**Task requirements**
Print the rows below without changes, from the line containing "List each element" through the line containing "section-heading: Uses of", including both of those lines.

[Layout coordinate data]
:::::
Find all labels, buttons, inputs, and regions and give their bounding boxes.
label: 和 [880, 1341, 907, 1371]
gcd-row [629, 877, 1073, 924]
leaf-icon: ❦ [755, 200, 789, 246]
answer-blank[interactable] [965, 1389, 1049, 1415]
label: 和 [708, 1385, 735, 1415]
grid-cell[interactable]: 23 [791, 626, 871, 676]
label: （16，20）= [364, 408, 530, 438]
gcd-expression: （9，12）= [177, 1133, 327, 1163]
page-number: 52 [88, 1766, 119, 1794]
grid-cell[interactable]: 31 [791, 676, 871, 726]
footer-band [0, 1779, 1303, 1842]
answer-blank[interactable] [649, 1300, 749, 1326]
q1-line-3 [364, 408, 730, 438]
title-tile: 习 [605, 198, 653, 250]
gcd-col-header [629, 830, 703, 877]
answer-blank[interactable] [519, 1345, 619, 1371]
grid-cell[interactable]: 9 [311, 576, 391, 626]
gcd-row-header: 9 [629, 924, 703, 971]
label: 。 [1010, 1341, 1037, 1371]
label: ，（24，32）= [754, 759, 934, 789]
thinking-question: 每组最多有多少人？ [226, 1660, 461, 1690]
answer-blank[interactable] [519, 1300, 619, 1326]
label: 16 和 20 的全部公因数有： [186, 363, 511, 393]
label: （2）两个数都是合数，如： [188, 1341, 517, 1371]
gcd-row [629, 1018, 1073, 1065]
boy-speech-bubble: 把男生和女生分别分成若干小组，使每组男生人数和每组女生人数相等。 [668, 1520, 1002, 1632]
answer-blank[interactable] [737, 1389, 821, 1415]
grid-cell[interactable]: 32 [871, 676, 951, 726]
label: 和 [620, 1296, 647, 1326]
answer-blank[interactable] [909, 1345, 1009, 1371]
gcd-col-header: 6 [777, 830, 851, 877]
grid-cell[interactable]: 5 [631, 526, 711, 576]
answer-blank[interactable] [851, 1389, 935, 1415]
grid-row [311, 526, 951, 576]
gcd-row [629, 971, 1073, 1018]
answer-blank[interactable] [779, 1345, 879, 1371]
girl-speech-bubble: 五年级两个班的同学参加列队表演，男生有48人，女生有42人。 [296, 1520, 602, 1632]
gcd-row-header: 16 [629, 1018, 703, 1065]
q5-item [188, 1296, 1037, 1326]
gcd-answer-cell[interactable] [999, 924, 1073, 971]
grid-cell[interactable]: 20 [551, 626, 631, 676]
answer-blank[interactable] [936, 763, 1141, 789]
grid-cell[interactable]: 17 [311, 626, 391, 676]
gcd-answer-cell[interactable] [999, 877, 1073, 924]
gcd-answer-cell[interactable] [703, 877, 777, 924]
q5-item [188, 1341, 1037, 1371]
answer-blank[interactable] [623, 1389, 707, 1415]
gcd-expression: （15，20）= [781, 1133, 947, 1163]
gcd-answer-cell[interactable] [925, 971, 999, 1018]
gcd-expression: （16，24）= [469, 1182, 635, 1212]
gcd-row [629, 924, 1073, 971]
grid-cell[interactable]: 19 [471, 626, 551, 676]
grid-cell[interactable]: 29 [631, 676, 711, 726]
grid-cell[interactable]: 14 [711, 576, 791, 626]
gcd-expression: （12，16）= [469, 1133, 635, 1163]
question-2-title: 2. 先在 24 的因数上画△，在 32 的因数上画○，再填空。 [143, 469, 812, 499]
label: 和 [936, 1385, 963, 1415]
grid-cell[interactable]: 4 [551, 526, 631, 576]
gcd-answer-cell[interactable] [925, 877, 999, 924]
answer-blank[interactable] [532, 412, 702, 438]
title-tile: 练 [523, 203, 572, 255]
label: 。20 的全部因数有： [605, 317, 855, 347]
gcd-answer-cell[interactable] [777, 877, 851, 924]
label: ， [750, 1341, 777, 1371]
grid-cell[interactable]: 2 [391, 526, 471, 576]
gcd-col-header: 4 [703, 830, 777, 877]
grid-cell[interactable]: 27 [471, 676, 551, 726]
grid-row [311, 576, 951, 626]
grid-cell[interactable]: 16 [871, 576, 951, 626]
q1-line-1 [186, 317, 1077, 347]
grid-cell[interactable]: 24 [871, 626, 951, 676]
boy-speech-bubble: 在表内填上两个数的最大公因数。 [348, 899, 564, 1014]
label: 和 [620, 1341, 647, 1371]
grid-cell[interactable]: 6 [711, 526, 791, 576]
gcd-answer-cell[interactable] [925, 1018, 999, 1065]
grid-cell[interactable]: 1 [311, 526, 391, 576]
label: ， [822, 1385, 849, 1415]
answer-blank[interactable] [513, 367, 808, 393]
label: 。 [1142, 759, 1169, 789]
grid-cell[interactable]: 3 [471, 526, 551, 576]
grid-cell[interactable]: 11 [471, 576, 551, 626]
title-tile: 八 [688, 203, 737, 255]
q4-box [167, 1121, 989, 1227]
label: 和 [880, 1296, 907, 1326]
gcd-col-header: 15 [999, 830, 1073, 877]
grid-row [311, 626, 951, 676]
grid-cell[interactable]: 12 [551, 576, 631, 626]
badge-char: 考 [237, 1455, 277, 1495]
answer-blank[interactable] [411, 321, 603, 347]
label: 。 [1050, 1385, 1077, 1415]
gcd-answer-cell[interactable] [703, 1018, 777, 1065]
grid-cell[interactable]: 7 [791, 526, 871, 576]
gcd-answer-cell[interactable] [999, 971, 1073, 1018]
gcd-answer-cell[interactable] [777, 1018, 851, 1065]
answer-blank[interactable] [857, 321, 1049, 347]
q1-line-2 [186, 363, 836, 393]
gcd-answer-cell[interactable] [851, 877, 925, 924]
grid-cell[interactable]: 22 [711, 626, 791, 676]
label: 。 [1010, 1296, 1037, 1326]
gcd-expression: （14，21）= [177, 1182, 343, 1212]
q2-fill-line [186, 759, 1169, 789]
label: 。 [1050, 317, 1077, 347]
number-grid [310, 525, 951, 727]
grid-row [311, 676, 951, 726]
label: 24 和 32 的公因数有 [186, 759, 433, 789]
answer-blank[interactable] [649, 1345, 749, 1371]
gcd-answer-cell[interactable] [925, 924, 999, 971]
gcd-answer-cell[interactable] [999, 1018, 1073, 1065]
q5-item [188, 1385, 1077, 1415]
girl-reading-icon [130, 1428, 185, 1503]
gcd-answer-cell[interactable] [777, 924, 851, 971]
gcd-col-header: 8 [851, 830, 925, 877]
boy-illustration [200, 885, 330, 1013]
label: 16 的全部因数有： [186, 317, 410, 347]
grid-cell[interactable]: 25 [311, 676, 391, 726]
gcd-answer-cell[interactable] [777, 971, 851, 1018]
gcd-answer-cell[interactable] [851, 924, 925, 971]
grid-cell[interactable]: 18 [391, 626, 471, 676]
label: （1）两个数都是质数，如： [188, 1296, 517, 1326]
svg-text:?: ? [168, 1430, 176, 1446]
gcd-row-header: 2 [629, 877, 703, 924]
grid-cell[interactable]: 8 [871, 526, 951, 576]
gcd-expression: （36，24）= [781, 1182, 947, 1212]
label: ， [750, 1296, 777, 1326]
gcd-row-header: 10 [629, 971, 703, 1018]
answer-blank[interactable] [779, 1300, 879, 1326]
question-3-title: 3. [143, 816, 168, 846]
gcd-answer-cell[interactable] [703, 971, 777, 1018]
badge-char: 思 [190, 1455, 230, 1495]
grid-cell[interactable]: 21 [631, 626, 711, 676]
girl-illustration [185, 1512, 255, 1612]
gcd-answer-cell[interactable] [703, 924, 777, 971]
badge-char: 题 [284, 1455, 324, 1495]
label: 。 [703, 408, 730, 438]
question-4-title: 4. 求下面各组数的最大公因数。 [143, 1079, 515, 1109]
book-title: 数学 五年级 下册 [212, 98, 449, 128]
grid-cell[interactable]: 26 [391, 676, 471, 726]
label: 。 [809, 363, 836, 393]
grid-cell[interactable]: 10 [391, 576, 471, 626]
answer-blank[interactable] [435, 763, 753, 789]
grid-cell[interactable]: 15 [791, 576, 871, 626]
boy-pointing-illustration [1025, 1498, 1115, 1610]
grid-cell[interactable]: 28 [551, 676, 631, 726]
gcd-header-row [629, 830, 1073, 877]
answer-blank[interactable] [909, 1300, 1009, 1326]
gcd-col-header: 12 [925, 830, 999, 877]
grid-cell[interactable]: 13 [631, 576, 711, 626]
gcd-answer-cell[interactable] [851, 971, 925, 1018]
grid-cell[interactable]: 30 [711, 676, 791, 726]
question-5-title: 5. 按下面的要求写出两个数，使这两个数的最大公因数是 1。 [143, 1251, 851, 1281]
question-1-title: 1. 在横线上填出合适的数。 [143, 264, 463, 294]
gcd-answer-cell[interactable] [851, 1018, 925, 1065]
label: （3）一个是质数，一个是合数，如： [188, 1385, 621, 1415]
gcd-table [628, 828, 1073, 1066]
:::::
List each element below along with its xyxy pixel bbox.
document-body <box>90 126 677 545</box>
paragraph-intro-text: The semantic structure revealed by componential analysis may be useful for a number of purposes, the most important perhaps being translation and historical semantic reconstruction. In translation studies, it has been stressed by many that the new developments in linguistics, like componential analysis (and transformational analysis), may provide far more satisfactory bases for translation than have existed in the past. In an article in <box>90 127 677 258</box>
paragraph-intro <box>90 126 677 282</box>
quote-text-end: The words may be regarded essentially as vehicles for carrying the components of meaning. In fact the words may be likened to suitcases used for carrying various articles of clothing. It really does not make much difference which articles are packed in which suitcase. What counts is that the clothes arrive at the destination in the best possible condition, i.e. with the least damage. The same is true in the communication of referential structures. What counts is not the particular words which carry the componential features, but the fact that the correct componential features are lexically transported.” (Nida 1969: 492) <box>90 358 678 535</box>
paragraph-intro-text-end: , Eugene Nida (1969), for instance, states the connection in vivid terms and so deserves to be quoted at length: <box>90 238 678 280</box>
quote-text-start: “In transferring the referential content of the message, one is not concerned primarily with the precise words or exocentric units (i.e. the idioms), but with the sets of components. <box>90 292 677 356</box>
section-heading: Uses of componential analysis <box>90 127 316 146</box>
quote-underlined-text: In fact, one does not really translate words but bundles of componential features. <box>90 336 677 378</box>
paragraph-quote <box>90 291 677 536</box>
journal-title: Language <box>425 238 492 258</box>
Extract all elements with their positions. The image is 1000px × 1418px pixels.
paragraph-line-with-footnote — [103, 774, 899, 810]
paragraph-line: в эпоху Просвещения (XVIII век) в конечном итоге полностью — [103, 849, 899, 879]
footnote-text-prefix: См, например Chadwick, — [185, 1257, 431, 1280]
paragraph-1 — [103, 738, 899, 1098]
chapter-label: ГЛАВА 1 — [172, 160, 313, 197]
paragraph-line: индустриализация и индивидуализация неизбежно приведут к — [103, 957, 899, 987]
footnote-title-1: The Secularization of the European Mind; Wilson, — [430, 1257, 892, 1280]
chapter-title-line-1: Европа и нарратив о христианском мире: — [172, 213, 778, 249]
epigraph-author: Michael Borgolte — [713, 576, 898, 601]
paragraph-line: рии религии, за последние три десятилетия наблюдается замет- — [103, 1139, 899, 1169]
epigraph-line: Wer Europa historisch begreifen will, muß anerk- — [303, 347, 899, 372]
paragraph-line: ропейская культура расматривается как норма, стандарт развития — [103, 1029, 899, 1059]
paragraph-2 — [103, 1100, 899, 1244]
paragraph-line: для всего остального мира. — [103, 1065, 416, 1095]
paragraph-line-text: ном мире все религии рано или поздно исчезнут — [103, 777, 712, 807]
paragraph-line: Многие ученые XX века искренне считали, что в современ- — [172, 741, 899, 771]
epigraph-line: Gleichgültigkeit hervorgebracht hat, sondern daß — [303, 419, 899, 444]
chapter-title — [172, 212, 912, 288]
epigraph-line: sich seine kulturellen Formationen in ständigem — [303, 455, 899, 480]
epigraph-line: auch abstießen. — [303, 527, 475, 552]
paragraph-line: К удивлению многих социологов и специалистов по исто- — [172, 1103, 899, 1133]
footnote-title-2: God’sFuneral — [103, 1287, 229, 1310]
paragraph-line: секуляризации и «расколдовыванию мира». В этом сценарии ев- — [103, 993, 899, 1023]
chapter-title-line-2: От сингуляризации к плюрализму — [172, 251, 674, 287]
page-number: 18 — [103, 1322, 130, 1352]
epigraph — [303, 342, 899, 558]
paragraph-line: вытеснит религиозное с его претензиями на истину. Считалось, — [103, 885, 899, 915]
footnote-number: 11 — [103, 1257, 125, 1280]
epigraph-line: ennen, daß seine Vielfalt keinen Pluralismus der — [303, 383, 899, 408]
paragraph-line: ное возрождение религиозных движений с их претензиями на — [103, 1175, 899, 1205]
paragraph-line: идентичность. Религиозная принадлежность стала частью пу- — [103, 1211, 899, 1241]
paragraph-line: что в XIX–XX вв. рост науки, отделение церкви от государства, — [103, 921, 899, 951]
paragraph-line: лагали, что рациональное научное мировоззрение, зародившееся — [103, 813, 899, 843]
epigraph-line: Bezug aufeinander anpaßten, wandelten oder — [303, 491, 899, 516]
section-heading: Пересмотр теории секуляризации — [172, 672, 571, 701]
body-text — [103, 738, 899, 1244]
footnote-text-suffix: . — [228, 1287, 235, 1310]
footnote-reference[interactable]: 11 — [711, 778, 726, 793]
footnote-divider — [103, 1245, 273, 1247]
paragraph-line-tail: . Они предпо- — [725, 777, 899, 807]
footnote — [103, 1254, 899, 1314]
:::::
**The output**
List each element below along with its xyxy pixel bbox.
document-body <box>90 126 677 545</box>
paragraph-intro-text: The semantic structure revealed by componential analysis may be useful for a number of purposes, the most important perhaps being translation and historical semantic reconstruction. In translation studies, it has been stressed by many that the new developments in linguistics, like componential analysis (and transformational analysis), may provide far more satisfactory bases for translation than have existed in the past. In an article in <box>90 127 677 258</box>
paragraph-intro <box>90 126 677 282</box>
quote-text-end: The words may be regarded essentially as vehicles for carrying the components of meaning. In fact the words may be likened to suitcases used for carrying various articles of clothing. It really does not make much difference which articles are packed in which suitcase. What counts is that the clothes arrive at the destination in the best possible condition, i.e. with the least damage. The same is true in the communication of referential structures. What counts is not the particular words which carry the componential features, but the fact that the correct componential features are lexically transported.” (Nida 1969: 492) <box>90 358 678 535</box>
paragraph-intro-text-end: , Eugene Nida (1969), for instance, states the connection in vivid terms and so deserves to be quoted at length: <box>90 238 678 280</box>
quote-text-start: “In transferring the referential content of the message, one is not concerned primarily with the precise words or exocentric units (i.e. the idioms), but with the sets of components. <box>90 292 677 356</box>
section-heading: Uses of componential analysis <box>90 127 316 146</box>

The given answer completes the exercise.